Prompt
Identify the lines holding "JSON" and copy them.
— START Task data —
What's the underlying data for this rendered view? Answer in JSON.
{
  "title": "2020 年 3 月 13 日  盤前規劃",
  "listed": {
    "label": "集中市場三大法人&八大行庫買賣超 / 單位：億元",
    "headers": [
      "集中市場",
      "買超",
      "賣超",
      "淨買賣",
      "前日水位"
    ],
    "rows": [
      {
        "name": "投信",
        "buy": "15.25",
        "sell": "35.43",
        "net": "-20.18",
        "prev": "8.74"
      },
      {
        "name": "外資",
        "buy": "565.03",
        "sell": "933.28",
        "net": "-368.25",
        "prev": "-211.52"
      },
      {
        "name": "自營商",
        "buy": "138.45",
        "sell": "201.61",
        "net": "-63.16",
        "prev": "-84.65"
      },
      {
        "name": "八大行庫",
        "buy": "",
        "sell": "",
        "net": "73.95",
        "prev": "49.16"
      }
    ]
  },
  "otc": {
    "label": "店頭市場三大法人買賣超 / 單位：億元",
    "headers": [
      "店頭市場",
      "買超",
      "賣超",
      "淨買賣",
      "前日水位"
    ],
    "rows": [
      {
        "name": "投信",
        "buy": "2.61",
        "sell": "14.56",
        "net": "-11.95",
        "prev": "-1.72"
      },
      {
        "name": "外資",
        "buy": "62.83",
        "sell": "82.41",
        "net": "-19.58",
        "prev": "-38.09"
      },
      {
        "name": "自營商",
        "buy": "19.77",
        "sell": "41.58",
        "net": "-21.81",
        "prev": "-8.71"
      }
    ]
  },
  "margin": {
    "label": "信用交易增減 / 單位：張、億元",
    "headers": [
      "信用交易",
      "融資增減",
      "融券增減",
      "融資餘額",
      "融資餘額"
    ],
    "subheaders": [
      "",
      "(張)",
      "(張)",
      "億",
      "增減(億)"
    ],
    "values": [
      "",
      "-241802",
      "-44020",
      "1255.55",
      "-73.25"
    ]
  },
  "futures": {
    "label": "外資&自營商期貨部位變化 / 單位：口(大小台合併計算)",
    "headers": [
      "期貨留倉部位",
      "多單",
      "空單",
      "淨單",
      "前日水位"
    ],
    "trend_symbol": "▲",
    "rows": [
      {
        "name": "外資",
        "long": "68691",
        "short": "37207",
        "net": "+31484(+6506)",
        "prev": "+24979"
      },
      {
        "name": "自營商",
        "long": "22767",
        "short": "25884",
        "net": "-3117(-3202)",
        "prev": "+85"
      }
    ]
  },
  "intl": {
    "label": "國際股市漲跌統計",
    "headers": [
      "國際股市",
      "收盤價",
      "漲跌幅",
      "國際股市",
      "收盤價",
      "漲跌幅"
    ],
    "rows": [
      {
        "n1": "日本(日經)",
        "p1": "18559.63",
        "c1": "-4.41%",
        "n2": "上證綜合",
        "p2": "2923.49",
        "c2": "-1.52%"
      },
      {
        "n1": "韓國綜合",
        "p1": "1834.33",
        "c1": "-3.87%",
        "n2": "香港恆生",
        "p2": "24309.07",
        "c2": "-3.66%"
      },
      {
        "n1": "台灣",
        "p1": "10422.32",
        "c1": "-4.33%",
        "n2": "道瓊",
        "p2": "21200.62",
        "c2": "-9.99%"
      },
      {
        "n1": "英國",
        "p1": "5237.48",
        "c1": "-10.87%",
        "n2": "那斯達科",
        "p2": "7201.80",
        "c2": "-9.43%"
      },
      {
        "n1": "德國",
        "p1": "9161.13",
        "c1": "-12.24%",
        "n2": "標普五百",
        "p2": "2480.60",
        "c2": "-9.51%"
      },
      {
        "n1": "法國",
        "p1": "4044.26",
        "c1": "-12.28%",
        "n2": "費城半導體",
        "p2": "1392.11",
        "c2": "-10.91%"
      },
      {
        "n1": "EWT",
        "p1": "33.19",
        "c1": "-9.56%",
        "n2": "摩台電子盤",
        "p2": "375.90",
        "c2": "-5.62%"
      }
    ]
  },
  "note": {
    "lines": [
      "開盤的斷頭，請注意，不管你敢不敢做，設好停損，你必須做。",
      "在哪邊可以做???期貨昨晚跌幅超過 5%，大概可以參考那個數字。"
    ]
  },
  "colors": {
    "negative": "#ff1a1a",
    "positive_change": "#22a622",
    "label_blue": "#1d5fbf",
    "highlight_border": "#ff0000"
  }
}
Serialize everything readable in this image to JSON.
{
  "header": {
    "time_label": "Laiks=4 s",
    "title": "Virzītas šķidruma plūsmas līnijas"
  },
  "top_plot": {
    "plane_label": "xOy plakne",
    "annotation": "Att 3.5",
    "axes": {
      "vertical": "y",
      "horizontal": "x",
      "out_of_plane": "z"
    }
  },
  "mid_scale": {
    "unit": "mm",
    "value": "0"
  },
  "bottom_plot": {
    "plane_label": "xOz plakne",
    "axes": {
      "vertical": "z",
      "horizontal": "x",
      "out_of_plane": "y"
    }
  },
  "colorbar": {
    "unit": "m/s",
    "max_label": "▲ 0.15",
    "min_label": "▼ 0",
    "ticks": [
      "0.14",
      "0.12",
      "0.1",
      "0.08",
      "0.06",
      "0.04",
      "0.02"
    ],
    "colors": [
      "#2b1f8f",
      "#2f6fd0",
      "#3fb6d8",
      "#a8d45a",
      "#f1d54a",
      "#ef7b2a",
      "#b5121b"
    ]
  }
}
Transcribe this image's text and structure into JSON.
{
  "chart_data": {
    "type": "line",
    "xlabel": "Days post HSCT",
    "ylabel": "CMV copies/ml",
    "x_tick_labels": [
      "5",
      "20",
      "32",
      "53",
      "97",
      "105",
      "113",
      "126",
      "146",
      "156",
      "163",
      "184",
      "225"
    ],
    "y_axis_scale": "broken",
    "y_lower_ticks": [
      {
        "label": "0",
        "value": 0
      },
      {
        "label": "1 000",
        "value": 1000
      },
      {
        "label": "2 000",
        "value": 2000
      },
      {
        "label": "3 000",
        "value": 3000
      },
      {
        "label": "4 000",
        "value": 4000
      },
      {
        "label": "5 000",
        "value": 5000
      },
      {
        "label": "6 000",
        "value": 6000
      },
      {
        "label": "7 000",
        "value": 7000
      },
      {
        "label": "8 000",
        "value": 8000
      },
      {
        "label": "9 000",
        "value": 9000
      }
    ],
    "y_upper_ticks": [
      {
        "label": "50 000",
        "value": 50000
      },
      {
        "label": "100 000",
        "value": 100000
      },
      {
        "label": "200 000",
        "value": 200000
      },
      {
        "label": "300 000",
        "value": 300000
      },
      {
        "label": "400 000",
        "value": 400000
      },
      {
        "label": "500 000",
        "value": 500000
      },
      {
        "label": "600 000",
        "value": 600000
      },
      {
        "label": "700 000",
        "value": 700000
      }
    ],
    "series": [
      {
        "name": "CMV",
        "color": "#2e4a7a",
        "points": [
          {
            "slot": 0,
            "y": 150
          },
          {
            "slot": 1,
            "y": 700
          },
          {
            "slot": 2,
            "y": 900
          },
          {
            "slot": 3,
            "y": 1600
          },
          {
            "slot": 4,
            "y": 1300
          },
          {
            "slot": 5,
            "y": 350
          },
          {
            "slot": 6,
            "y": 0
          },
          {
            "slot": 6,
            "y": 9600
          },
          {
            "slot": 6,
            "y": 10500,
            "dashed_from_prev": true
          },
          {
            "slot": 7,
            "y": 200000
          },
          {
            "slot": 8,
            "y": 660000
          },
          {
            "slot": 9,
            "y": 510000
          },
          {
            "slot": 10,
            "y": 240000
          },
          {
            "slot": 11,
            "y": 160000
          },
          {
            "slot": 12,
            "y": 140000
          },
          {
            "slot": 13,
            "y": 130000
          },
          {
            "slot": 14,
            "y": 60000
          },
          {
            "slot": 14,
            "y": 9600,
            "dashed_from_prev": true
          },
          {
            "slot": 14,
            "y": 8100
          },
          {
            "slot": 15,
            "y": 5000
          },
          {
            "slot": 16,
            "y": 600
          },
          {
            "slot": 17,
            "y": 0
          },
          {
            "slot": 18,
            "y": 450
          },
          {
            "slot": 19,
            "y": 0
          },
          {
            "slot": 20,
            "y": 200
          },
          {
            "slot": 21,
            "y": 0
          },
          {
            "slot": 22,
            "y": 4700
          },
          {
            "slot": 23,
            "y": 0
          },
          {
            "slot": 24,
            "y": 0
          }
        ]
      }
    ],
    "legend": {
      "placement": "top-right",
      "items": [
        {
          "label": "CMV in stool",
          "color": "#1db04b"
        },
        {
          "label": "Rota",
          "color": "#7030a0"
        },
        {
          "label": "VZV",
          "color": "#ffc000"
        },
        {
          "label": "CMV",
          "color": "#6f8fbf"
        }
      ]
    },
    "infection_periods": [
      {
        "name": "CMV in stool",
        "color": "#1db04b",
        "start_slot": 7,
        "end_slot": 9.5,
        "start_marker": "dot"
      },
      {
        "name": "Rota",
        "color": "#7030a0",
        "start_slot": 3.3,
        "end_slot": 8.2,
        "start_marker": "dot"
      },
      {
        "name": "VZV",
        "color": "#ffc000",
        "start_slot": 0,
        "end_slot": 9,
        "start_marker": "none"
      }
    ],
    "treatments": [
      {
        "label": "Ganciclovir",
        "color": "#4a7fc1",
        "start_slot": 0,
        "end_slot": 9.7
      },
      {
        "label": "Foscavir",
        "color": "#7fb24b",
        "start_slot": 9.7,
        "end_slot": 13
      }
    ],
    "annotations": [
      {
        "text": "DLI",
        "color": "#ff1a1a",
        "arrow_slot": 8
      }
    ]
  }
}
— END Task data —
Solution to the problem
What's the underlying data for this rendered view? Answer in JSON.
Serialize everything readable in this image to JSON.
Transcribe this image's text and structure into JSON.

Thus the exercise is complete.